Copy out every line in which the string "UPDATE" occurs.

• • • • •

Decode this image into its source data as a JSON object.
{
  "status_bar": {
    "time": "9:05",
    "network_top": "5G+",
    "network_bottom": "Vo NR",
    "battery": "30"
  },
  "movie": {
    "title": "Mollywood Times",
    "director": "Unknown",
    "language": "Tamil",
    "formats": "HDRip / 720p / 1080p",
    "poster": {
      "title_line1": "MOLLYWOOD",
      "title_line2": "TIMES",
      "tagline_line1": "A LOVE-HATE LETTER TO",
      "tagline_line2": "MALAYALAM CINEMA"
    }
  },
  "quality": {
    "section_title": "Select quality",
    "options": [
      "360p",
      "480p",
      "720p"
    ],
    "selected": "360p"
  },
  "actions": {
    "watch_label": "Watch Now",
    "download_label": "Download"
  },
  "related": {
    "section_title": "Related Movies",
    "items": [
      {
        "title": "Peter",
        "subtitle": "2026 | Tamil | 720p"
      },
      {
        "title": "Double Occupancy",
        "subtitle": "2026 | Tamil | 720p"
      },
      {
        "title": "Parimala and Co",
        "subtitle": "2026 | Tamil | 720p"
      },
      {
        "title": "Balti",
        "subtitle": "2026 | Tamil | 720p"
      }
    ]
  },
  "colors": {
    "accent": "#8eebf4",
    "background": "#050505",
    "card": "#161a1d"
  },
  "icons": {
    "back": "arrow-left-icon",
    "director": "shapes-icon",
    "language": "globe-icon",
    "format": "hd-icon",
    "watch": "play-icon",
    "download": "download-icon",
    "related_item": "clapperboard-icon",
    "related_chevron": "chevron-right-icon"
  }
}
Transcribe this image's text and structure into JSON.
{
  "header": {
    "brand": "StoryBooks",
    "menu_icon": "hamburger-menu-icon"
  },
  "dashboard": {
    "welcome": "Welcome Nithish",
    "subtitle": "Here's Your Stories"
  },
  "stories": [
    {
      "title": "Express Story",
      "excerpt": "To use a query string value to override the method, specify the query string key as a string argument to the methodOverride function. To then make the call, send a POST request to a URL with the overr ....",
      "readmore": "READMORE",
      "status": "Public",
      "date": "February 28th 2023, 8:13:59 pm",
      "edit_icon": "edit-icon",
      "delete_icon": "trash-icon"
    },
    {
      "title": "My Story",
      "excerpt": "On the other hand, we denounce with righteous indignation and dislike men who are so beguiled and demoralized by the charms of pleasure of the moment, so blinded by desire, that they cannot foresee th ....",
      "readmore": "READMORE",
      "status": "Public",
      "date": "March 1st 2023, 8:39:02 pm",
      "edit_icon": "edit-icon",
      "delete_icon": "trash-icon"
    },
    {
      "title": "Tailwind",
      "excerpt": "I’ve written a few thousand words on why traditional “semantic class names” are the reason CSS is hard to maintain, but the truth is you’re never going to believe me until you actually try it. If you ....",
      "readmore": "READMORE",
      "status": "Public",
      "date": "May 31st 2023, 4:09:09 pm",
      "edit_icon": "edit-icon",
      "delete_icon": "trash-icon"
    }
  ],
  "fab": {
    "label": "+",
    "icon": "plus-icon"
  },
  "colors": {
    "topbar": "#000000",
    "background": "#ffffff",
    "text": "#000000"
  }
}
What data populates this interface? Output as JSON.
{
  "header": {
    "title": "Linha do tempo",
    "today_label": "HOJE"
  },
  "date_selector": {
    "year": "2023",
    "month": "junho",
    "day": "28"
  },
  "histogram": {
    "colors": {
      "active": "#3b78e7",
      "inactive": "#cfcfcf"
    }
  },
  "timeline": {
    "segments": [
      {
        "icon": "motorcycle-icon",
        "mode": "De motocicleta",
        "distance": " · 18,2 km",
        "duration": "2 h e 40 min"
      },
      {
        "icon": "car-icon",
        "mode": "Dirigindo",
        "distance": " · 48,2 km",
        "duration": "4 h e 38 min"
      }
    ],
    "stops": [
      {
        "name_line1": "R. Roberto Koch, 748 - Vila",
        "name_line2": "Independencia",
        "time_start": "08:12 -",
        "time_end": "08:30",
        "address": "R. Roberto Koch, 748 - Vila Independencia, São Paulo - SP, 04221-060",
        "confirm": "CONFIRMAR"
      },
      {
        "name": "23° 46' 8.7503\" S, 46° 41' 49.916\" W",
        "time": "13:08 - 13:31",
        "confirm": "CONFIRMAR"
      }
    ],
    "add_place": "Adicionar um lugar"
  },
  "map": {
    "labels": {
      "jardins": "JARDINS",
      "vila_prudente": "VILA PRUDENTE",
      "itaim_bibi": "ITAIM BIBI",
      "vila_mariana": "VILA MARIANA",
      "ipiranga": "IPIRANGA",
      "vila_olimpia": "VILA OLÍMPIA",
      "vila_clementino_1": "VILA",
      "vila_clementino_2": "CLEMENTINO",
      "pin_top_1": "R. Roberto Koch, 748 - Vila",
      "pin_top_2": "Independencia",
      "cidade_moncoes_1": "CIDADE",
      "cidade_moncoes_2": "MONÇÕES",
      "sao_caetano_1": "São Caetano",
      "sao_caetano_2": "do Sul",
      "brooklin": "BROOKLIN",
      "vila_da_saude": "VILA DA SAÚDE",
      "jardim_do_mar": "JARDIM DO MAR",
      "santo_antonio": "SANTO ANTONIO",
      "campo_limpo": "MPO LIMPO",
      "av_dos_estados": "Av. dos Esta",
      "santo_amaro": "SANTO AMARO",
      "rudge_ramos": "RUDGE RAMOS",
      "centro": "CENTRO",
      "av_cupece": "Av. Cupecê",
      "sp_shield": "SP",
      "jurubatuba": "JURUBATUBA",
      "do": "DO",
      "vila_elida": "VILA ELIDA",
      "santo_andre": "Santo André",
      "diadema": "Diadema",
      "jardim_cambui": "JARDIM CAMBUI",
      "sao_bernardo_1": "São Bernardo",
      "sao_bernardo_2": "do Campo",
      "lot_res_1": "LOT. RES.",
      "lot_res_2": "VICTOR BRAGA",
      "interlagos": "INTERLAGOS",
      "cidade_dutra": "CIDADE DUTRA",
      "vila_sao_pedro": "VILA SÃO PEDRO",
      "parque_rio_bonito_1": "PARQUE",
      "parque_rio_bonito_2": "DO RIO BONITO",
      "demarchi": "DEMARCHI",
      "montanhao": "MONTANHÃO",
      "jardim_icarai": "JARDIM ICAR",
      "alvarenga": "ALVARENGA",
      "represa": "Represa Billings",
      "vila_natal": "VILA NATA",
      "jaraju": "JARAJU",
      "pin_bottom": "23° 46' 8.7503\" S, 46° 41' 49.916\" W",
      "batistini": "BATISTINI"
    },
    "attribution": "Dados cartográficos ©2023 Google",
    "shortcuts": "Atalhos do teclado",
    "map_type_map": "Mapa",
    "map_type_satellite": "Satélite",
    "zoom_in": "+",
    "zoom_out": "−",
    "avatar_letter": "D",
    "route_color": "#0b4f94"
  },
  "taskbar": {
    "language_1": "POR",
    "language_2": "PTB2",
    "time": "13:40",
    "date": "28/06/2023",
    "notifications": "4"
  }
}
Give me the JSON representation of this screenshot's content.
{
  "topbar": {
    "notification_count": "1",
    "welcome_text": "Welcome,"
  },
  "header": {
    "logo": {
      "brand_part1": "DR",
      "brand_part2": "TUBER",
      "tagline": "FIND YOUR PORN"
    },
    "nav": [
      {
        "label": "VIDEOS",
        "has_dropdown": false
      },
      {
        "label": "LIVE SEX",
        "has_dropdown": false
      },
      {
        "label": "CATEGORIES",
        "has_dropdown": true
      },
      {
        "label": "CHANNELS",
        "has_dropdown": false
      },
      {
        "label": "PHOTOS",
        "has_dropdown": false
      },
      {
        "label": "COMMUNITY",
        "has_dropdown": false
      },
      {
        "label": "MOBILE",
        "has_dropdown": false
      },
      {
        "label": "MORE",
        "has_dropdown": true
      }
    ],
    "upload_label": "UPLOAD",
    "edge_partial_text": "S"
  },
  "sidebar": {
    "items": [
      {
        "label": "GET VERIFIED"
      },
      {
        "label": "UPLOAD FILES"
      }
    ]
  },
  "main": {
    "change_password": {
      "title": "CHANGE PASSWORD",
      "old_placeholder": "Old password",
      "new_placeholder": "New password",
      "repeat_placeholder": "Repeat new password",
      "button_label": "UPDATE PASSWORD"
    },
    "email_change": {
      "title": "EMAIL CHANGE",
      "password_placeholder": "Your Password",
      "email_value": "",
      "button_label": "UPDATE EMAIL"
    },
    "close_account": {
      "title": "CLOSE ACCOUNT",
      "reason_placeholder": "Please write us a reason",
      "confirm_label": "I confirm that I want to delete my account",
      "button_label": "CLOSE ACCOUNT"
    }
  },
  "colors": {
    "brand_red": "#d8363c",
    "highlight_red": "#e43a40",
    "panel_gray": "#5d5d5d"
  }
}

• • • • •

Written solution |
      "button_label": "UPDATE PASSWORD"
      "button_label": "UPDATE EMAIL"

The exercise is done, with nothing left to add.